● PROBLEM REQUIREMENTS: Find each line containing the string "JSON". Copy it.

● RECORDS TO USE:

--------------------------------------------------

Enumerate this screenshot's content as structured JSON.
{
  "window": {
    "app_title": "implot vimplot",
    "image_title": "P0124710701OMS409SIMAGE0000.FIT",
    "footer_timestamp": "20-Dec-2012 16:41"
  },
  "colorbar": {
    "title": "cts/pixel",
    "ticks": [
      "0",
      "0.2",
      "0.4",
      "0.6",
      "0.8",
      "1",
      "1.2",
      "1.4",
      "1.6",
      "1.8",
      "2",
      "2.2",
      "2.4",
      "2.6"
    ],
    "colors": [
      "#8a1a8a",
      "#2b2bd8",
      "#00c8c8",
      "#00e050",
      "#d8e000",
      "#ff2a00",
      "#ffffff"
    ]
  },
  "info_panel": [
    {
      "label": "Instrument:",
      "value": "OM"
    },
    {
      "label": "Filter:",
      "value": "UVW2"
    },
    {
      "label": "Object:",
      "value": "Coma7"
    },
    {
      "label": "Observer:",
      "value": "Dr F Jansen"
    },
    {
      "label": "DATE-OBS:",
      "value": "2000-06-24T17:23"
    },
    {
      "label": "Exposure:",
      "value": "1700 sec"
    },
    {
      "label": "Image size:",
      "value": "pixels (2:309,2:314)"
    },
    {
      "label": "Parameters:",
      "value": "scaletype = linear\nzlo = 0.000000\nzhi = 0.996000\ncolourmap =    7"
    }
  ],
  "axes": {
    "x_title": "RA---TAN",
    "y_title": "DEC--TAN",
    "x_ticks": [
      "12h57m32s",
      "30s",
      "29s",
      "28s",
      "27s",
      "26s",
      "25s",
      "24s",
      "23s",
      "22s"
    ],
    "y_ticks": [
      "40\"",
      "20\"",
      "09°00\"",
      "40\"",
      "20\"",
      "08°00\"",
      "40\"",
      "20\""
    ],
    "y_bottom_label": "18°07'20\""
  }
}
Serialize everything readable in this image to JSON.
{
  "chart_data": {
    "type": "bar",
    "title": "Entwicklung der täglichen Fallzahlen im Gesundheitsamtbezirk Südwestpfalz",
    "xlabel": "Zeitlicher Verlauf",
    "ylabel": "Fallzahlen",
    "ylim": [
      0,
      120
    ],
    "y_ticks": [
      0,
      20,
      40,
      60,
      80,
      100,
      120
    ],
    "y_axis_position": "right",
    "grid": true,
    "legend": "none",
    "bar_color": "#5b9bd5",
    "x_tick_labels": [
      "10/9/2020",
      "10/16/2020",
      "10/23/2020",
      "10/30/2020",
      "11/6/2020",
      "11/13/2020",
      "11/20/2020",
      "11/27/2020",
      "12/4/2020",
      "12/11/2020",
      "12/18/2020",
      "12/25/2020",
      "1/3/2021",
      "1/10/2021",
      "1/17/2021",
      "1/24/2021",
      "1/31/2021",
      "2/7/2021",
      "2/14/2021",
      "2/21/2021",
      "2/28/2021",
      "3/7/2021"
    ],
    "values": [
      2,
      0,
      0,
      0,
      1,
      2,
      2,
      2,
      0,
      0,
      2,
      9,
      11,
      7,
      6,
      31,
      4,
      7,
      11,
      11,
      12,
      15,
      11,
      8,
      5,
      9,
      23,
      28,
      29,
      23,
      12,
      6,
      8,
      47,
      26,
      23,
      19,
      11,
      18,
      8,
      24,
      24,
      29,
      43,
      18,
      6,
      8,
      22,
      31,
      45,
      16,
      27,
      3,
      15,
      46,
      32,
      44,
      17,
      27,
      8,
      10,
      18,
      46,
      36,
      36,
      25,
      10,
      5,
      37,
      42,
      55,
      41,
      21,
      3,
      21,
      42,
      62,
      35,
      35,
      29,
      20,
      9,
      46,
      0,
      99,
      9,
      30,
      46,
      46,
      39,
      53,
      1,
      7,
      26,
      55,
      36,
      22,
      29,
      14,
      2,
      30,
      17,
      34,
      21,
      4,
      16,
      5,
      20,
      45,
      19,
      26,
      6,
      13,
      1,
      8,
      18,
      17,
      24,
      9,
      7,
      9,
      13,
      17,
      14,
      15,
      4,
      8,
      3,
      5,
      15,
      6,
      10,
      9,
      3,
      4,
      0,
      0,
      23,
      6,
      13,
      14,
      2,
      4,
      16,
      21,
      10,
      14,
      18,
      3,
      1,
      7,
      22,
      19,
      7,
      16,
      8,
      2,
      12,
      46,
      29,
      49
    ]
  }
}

--------------------------------------------------

● FULL ANSWER:
Enumerate this screenshot's content as structured JSON.
Serialize everything readable in this image to JSON.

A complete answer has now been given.